[Dataset items]
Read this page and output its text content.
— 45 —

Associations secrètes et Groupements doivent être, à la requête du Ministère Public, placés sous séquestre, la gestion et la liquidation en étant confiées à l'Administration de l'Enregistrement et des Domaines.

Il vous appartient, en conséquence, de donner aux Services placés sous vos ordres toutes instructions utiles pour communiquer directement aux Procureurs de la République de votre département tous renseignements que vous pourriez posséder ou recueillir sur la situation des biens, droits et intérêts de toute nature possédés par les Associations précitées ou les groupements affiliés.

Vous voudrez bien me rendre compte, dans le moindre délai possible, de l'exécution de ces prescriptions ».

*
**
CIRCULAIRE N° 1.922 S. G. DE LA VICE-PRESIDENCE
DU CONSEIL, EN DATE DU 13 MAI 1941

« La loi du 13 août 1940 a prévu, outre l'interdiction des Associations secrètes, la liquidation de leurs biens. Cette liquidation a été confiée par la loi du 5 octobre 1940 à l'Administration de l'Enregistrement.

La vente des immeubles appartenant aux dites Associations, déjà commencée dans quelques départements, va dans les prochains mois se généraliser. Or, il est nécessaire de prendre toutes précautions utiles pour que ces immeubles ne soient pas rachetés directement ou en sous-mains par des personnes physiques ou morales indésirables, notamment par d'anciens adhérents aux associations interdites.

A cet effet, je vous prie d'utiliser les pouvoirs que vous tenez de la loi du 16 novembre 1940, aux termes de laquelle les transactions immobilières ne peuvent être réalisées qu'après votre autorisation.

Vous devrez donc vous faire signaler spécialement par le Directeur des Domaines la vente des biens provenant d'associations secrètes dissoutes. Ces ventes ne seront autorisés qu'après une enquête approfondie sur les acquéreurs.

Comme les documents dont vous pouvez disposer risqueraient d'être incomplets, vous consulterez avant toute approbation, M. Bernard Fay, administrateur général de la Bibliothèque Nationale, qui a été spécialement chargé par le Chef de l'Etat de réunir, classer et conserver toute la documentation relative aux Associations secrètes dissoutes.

:: Objective ::
Quote every record above exactly.

:: Correct output ::
Read this page and output its text content.
— 45 —

Associations secrètes et Groupements doivent être, à la requête du Ministère Public, placés sous séquestre, la gestion et la liquidation en étant confiées à l'Administration de l'Enregistrement et des Domaines.

Il vous appartient, en conséquence, de donner aux Services placés sous vos ordres toutes instructions utiles pour communiquer directement aux Procureurs de la République de votre département tous renseignements que vous pourriez posséder ou recueillir sur la situation des biens, droits et intérêts de toute nature possédés par les Associations précitées ou les groupements affiliés.

Vous voudrez bien me rendre compte, dans le moindre délai possible, de l'exécution de ces prescriptions ».

*
**
CIRCULAIRE N° 1.922 S. G. DE LA VICE-PRESIDENCE
DU CONSEIL, EN DATE DU 13 MAI 1941

« La loi du 13 août 1940 a prévu, outre l'interdiction des Associations secrètes, la liquidation de leurs biens. Cette liquidation a été confiée par la loi du 5 octobre 1940 à l'Administration de l'Enregistrement.

La vente des immeubles appartenant aux dites Associations, déjà commencée dans quelques départements, va dans les prochains mois se généraliser. Or, il est nécessaire de prendre toutes précautions utiles pour que ces immeubles ne soient pas rachetés directement ou en sous-mains par des personnes physiques ou morales indésirables, notamment par d'anciens adhérents aux associations interdites.

A cet effet, je vous prie d'utiliser les pouvoirs que vous tenez de la loi du 16 novembre 1940, aux termes de laquelle les transactions immobilières ne peuvent être réalisées qu'après votre autorisation.

Vous devrez donc vous faire signaler spécialement par le Directeur des Domaines la vente des biens provenant d'associations secrètes dissoutes. Ces ventes ne seront autorisés qu'après une enquête approfondie sur les acquéreurs.

Comme les documents dont vous pouvez disposer risqueraient d'être incomplets, vous consulterez avant toute approbation, M. Bernard Fay, administrateur général de la Bibliothèque Nationale, qui a été spécialement chargé par le Chef de l'Etat de réunir, classer et conserver toute la documentation relative aux Associations secrètes dissoutes.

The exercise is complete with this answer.